## Problem description
Output the material beneath exactly, leaving nothing out.

----------------------------------------

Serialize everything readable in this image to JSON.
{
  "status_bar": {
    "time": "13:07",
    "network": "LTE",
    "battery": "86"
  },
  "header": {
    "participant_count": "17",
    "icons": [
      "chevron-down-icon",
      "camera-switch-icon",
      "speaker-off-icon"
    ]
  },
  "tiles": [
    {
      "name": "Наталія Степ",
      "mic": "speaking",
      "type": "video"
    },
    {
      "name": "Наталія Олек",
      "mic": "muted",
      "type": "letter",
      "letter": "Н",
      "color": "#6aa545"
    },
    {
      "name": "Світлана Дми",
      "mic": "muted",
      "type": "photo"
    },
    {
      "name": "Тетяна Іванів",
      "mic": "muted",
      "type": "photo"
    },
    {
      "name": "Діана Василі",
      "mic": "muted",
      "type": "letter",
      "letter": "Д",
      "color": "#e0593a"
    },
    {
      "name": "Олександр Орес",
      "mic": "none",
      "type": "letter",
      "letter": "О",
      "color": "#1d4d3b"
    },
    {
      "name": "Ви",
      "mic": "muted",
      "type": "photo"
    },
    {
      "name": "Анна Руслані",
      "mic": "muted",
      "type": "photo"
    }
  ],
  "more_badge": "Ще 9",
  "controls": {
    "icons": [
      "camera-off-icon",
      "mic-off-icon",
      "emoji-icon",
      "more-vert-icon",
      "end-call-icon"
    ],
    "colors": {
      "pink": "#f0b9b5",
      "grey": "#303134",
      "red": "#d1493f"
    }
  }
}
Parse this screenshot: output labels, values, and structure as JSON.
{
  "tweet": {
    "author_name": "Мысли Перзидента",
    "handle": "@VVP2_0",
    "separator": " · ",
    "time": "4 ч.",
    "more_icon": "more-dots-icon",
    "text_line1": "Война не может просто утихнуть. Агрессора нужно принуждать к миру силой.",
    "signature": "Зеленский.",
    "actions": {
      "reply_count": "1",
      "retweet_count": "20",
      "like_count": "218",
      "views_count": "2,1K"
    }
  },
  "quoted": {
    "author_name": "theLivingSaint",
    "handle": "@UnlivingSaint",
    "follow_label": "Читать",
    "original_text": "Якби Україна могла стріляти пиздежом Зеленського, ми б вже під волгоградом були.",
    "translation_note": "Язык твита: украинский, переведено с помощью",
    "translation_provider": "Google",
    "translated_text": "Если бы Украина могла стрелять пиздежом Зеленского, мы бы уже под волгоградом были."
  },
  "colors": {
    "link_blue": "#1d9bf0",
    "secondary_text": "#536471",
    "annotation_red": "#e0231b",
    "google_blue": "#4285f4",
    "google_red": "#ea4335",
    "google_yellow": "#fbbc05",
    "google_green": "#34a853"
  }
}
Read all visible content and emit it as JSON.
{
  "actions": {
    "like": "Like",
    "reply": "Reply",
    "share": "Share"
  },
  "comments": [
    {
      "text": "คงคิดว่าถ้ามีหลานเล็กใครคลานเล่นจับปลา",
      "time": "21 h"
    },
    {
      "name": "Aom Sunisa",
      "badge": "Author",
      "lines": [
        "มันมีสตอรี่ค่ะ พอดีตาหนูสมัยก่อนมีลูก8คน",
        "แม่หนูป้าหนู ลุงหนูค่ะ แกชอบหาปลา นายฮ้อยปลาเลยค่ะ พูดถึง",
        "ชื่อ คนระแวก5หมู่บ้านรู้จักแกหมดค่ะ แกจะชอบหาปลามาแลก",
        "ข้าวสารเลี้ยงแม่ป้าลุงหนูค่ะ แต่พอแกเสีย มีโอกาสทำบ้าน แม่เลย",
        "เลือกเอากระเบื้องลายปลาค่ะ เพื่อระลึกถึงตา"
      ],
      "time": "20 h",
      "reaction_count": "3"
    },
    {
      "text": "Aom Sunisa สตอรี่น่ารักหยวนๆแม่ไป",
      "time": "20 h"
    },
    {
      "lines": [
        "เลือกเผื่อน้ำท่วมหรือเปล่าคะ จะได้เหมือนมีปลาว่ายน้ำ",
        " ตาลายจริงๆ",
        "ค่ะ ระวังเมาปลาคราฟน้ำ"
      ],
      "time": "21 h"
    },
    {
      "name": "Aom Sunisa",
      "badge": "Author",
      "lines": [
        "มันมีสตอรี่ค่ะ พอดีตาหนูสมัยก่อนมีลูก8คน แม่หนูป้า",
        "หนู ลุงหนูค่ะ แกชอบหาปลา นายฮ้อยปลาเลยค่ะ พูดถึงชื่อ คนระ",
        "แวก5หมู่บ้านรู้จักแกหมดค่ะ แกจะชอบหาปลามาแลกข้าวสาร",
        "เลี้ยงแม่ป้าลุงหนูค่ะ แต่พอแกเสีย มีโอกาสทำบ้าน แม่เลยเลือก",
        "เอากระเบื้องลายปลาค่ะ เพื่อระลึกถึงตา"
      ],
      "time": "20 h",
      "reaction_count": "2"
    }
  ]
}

----------------------------------------

## Written reply
Serialize everything readable in this image to JSON.
{
  "status_bar": {
    "time": "13:07",
    "network": "LTE",
    "battery": "86"
  },
  "header": {
    "participant_count": "17",
    "icons": [
      "chevron-down-icon",
      "camera-switch-icon",
      "speaker-off-icon"
    ]
  },
  "tiles": [
    {
      "name": "Наталія Степ",
      "mic": "speaking",
      "type": "video"
    },
    {
      "name": "Наталія Олек",
      "mic": "muted",
      "type": "letter",
      "letter": "Н",
      "color": "#6aa545"
    },
    {
      "name": "Світлана Дми",
      "mic": "muted",
      "type": "photo"
    },
    {
      "name": "Тетяна Іванів",
      "mic": "muted",
      "type": "photo"
    },
    {
      "name": "Діана Василі",
      "mic": "muted",
      "type": "letter",
      "letter": "Д",
      "color": "#e0593a"
    },
    {
      "name": "Олександр Орес",
      "mic": "none",
      "type": "letter",
      "letter": "О",
      "color": "#1d4d3b"
    },
    {
      "name": "Ви",
      "mic": "muted",
      "type": "photo"
    },
    {
      "name": "Анна Руслані",
      "mic": "muted",
      "type": "photo"
    }
  ],
  "more_badge": "Ще 9",
  "controls": {
    "icons": [
      "camera-off-icon",
      "mic-off-icon",
      "emoji-icon",
      "more-vert-icon",
      "end-call-icon"
    ],
    "colors": {
      "pink": "#f0b9b5",
      "grey": "#303134",
      "red": "#d1493f"
    }
  }
}
Parse this screenshot: output labels, values, and structure as JSON.
{
  "tweet": {
    "author_name": "Мысли Перзидента",
    "handle": "@VVP2_0",
    "separator": " · ",
    "time": "4 ч.",
    "more_icon": "more-dots-icon",
    "text_line1": "Война не может просто утихнуть. Агрессора нужно принуждать к миру силой.",
    "signature": "Зеленский.",
    "actions": {
      "reply_count": "1",
      "retweet_count": "20",
      "like_count": "218",
      "views_count": "2,1K"
    }
  },
  "quoted": {
    "author_name": "theLivingSaint",
    "handle": "@UnlivingSaint",
    "follow_label": "Читать",
    "original_text": "Якби Україна могла стріляти пиздежом Зеленського, ми б вже під волгоградом були.",
    "translation_note": "Язык твита: украинский, переведено с помощью",
    "translation_provider": "Google",
    "translated_text": "Если бы Украина могла стрелять пиздежом Зеленского, мы бы уже под волгоградом были."
  },
  "colors": {
    "link_blue": "#1d9bf0",
    "secondary_text": "#536471",
    "annotation_red": "#e0231b",
    "google_blue": "#4285f4",
    "google_red": "#ea4335",
    "google_yellow": "#fbbc05",
    "google_green": "#34a853"
  }
}
Read all visible content and emit it as JSON.
{
  "actions": {
    "like": "Like",
    "reply": "Reply",
    "share": "Share"
  },
  "comments": [
    {
      "text": "คงคิดว่าถ้ามีหลานเล็กใครคลานเล่นจับปลา",
      "time": "21 h"
    },
    {
      "name": "Aom Sunisa",
      "badge": "Author",
      "lines": [
        "มันมีสตอรี่ค่ะ พอดีตาหนูสมัยก่อนมีลูก8คน",
        "แม่หนูป้าหนู ลุงหนูค่ะ แกชอบหาปลา นายฮ้อยปลาเลยค่ะ พูดถึง",
        "ชื่อ คนระแวก5หมู่บ้านรู้จักแกหมดค่ะ แกจะชอบหาปลามาแลก",
        "ข้าวสารเลี้ยงแม่ป้าลุงหนูค่ะ แต่พอแกเสีย มีโอกาสทำบ้าน แม่เลย",
        "เลือกเอากระเบื้องลายปลาค่ะ เพื่อระลึกถึงตา"
      ],
      "time": "20 h",
      "reaction_count": "3"
    },
    {
      "text": "Aom Sunisa สตอรี่น่ารักหยวนๆแม่ไป",
      "time": "20 h"
    },
    {
      "lines": [
        "เลือกเผื่อน้ำท่วมหรือเปล่าคะ จะได้เหมือนมีปลาว่ายน้ำ",
        " ตาลายจริงๆ",
        "ค่ะ ระวังเมาปลาคราฟน้ำ"
      ],
      "time": "21 h"
    },
    {
      "name": "Aom Sunisa",
      "badge": "Author",
      "lines": [
        "มันมีสตอรี่ค่ะ พอดีตาหนูสมัยก่อนมีลูก8คน แม่หนูป้า",
        "หนู ลุงหนูค่ะ แกชอบหาปลา นายฮ้อยปลาเลยค่ะ พูดถึงชื่อ คนระ",
        "แวก5หมู่บ้านรู้จักแกหมดค่ะ แกจะชอบหาปลามาแลกข้าวสาร",
        "เลี้ยงแม่ป้าลุงหนูค่ะ แต่พอแกเสีย มีโอกาสทำบ้าน แม่เลยเลือก",
        "เอากระเบื้องลายปลาค่ะ เพื่อระลึกถึงตา"
      ],
      "time": "20 h",
      "reaction_count": "2"
    }
  ]
}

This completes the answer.